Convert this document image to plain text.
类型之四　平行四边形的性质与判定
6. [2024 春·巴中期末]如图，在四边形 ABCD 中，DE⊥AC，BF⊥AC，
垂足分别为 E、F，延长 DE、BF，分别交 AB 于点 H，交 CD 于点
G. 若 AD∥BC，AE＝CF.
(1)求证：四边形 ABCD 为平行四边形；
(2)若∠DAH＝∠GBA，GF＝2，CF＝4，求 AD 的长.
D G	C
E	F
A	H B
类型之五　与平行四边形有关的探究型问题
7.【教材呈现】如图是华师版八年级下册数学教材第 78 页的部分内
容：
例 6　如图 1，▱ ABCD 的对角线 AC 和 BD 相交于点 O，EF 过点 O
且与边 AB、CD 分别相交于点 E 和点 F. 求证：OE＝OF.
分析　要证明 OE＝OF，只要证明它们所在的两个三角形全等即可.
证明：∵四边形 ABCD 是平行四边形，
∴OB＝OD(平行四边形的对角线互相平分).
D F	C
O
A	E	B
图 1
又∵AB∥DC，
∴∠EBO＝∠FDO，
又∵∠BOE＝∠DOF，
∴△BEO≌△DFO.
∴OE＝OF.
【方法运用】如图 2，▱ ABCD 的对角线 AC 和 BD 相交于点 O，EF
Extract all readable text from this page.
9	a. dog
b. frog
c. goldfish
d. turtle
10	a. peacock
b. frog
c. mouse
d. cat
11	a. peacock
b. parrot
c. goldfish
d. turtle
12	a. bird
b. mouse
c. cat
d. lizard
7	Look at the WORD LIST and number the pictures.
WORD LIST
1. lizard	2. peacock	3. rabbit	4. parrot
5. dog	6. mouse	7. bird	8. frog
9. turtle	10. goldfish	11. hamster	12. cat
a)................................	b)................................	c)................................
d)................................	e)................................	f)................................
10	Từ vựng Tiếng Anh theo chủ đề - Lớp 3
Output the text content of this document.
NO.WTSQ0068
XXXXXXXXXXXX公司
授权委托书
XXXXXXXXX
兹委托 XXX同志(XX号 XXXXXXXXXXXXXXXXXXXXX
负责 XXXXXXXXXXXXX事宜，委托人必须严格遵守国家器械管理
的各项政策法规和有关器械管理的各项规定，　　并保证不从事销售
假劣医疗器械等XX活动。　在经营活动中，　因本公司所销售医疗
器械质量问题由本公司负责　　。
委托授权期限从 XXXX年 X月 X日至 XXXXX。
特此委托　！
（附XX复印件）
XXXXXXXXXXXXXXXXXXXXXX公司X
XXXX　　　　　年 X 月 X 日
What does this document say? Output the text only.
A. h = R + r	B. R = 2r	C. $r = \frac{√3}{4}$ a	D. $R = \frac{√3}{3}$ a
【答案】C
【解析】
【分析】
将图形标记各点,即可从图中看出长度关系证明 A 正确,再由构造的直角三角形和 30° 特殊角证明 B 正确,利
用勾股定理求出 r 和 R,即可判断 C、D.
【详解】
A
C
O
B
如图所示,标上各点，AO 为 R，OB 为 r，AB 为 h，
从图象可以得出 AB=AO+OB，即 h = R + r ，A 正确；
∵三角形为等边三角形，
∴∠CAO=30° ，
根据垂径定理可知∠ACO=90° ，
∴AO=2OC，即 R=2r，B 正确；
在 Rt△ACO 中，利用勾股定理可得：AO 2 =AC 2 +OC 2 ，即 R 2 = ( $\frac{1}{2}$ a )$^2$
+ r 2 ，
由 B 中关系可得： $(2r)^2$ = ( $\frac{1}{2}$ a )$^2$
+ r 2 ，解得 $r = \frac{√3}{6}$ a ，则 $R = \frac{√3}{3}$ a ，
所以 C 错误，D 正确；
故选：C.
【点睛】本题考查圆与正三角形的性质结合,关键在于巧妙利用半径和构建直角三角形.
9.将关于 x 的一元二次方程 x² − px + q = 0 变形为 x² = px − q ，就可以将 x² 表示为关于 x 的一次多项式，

----------------

Spot every line that holds "lizard" and copy it.

> _Task answer_:
d. lizard
1. lizard	2. peacock	3. rabbit	4. parrot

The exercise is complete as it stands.